**Work to be completed**
Please reproduce the rows below line for line, without any changes, and leave out the pictures.

— start of Task data —

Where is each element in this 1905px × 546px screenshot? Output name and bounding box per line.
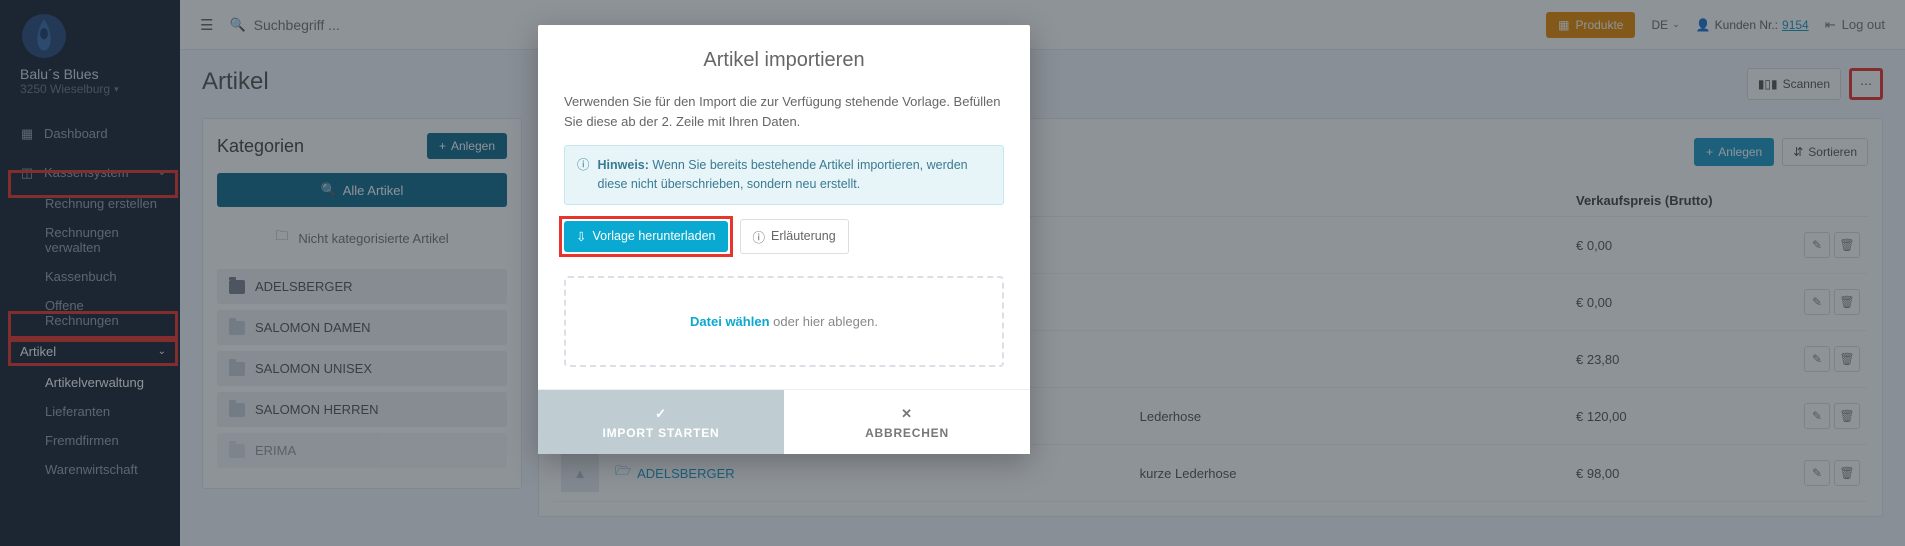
download-template-button[interactable]: ⇩ Vorlage herunterladen (564, 221, 728, 252)
info-icon: ⓘ (577, 156, 590, 175)
import-modal: Artikel importieren Verwenden Sie für de… (538, 25, 1030, 454)
check-icon: ✓ (548, 406, 774, 422)
download-icon: ⇩ (576, 229, 586, 244)
close-icon: ✕ (794, 406, 1020, 422)
modal-footer: ✓ IMPORT STARTEN ✕ ABBRECHEN (538, 389, 1030, 454)
explanation-button[interactable]: ⓘ Erläuterung (740, 219, 849, 254)
modal-intro: Verwenden Sie für den Import die zur Ver… (564, 92, 1004, 131)
hint-box: ⓘ Hinweis: Wenn Sie bereits bestehende A… (564, 145, 1004, 205)
choose-file-link[interactable]: Datei wählen (690, 314, 769, 329)
file-dropzone[interactable]: Datei wählen oder hier ablegen. (564, 276, 1004, 368)
explanation-label: Erläuterung (771, 229, 836, 243)
cancel-button[interactable]: ✕ ABBRECHEN (784, 390, 1030, 454)
hint-label: Hinweis: (598, 158, 649, 172)
modal-title: Artikel importieren (538, 25, 1030, 92)
cancel-label: ABBRECHEN (865, 426, 949, 440)
import-start-label: IMPORT STARTEN (603, 426, 720, 440)
import-start-button[interactable]: ✓ IMPORT STARTEN (538, 390, 784, 454)
dropzone-text: oder hier ablegen. (770, 314, 878, 329)
modal-actions-row: ⇩ Vorlage herunterladen ⓘ Erläuterung (564, 219, 1004, 254)
info-icon: ⓘ (753, 227, 766, 246)
hint-text: Wenn Sie bereits bestehende Artikel impo… (598, 158, 968, 191)
download-template-label: Vorlage herunterladen (592, 229, 715, 243)
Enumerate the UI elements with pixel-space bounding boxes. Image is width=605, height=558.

— end of Task data —

**Task response**
Where is each element in this 1905px × 546px screenshot? Output name and bounding box per line.
download-template-button[interactable]: ⇩ Vorlage herunterladen (564, 221, 728, 252)
info-icon: ⓘ (577, 156, 590, 175)
import-modal: Artikel importieren Verwenden Sie für de… (538, 25, 1030, 454)
check-icon: ✓ (548, 406, 774, 422)
download-icon: ⇩ (576, 229, 586, 244)
close-icon: ✕ (794, 406, 1020, 422)
modal-footer: ✓ IMPORT STARTEN ✕ ABBRECHEN (538, 389, 1030, 454)
explanation-button[interactable]: ⓘ Erläuterung (740, 219, 849, 254)
modal-intro: Verwenden Sie für den Import die zur Ver… (564, 92, 1004, 131)
hint-box: ⓘ Hinweis: Wenn Sie bereits bestehende A… (564, 145, 1004, 205)
choose-file-link[interactable]: Datei wählen (690, 314, 769, 329)
file-dropzone[interactable]: Datei wählen oder hier ablegen. (564, 276, 1004, 368)
explanation-label: Erläuterung (771, 229, 836, 243)
cancel-button[interactable]: ✕ ABBRECHEN (784, 390, 1030, 454)
hint-label: Hinweis: (598, 158, 649, 172)
modal-title: Artikel importieren (538, 25, 1030, 92)
cancel-label: ABBRECHEN (865, 426, 949, 440)
import-start-label: IMPORT STARTEN (603, 426, 720, 440)
import-start-button[interactable]: ✓ IMPORT STARTEN (538, 390, 784, 454)
dropzone-text: oder hier ablegen. (770, 314, 878, 329)
modal-actions-row: ⇩ Vorlage herunterladen ⓘ Erläuterung (564, 219, 1004, 254)
info-icon: ⓘ (753, 227, 766, 246)
hint-text: Wenn Sie bereits bestehende Artikel impo… (598, 158, 968, 191)
download-template-label: Vorlage herunterladen (592, 229, 715, 243)
Enumerate the UI elements with pixel-space bounding boxes. Image is width=605, height=558.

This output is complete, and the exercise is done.